## start Raw data

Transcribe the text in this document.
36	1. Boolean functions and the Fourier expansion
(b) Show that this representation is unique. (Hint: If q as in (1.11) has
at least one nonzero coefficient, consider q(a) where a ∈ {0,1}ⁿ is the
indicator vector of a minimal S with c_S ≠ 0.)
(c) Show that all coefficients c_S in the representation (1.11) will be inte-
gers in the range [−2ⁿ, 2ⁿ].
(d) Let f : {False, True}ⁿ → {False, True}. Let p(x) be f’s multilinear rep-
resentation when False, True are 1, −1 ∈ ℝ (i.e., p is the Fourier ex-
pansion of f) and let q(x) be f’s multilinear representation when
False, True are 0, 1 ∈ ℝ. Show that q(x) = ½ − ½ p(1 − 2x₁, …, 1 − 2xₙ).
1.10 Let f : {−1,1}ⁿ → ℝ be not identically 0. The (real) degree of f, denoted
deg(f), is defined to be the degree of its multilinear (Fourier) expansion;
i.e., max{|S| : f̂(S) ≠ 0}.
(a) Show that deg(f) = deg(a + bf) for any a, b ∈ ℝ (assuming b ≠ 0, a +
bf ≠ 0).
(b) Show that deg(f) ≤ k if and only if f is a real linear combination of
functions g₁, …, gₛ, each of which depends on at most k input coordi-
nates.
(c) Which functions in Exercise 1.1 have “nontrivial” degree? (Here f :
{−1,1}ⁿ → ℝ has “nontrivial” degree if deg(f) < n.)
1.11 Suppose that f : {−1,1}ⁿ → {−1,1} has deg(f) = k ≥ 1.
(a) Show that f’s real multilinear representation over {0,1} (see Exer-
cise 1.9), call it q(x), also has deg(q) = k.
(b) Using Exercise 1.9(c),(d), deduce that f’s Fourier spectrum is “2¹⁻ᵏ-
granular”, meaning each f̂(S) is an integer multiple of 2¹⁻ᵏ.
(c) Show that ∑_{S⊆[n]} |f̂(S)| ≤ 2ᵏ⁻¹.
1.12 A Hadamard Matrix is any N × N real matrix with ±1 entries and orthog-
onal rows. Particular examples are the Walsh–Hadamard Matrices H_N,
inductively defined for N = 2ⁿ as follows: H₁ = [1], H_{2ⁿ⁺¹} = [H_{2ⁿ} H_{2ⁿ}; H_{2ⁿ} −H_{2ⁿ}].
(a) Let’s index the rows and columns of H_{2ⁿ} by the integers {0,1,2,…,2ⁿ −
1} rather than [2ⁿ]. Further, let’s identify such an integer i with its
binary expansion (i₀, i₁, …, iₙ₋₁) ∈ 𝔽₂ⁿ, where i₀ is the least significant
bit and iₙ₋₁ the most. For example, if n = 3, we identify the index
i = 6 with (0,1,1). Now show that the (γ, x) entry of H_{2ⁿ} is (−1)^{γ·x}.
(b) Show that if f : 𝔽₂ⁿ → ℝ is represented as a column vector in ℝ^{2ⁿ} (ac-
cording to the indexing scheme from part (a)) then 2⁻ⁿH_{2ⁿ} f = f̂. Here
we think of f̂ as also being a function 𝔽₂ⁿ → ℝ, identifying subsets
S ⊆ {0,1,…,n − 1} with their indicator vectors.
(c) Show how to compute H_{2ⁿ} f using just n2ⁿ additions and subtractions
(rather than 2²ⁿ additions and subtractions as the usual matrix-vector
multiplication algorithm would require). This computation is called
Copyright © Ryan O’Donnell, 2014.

## end Raw data

- [Aim of the task]:
Using the data above, reproduce every line exactly.

- [Written answer]:
Transcribe the text in this document.
36	1. Boolean functions and the Fourier expansion
(b) Show that this representation is unique. (Hint: If q as in (1.11) has
at least one nonzero coefficient, consider q(a) where a ∈ {0,1}ⁿ is the
indicator vector of a minimal S with c_S ≠ 0.)
(c) Show that all coefficients c_S in the representation (1.11) will be inte-
gers in the range [−2ⁿ, 2ⁿ].
(d) Let f : {False, True}ⁿ → {False, True}. Let p(x) be f’s multilinear rep-
resentation when False, True are 1, −1 ∈ ℝ (i.e., p is the Fourier ex-
pansion of f) and let q(x) be f’s multilinear representation when
False, True are 0, 1 ∈ ℝ. Show that q(x) = ½ − ½ p(1 − 2x₁, …, 1 − 2xₙ).
1.10 Let f : {−1,1}ⁿ → ℝ be not identically 0. The (real) degree of f, denoted
deg(f), is defined to be the degree of its multilinear (Fourier) expansion;
i.e., max{|S| : f̂(S) ≠ 0}.
(a) Show that deg(f) = deg(a + bf) for any a, b ∈ ℝ (assuming b ≠ 0, a +
bf ≠ 0).
(b) Show that deg(f) ≤ k if and only if f is a real linear combination of
functions g₁, …, gₛ, each of which depends on at most k input coordi-
nates.
(c) Which functions in Exercise 1.1 have “nontrivial” degree? (Here f :
{−1,1}ⁿ → ℝ has “nontrivial” degree if deg(f) < n.)
1.11 Suppose that f : {−1,1}ⁿ → {−1,1} has deg(f) = k ≥ 1.
(a) Show that f’s real multilinear representation over {0,1} (see Exer-
cise 1.9), call it q(x), also has deg(q) = k.
(b) Using Exercise 1.9(c),(d), deduce that f’s Fourier spectrum is “2¹⁻ᵏ-
granular”, meaning each f̂(S) is an integer multiple of 2¹⁻ᵏ.
(c) Show that ∑_{S⊆[n]} |f̂(S)| ≤ 2ᵏ⁻¹.
1.12 A Hadamard Matrix is any N × N real matrix with ±1 entries and orthog-
onal rows. Particular examples are the Walsh–Hadamard Matrices H_N,
inductively defined for N = 2ⁿ as follows: H₁ = [1], H_{2ⁿ⁺¹} = [H_{2ⁿ} H_{2ⁿ}; H_{2ⁿ} −H_{2ⁿ}].
(a) Let’s index the rows and columns of H_{2ⁿ} by the integers {0,1,2,…,2ⁿ −
1} rather than [2ⁿ]. Further, let’s identify such an integer i with its
binary expansion (i₀, i₁, …, iₙ₋₁) ∈ 𝔽₂ⁿ, where i₀ is the least significant
bit and iₙ₋₁ the most. For example, if n = 3, we identify the index
i = 6 with (0,1,1). Now show that the (γ, x) entry of H_{2ⁿ} is (−1)^{γ·x}.
(b) Show that if f : 𝔽₂ⁿ → ℝ is represented as a column vector in ℝ^{2ⁿ} (ac-
cording to the indexing scheme from part (a)) then 2⁻ⁿH_{2ⁿ} f = f̂. Here
we think of f̂ as also being a function 𝔽₂ⁿ → ℝ, identifying subsets
S ⊆ {0,1,…,n − 1} with their indicator vectors.
(c) Show how to compute H_{2ⁿ} f using just n2ⁿ additions and subtractions
(rather than 2²ⁿ additions and subtractions as the usual matrix-vector
multiplication algorithm would require). This computation is called
Copyright © Ryan O’Donnell, 2014.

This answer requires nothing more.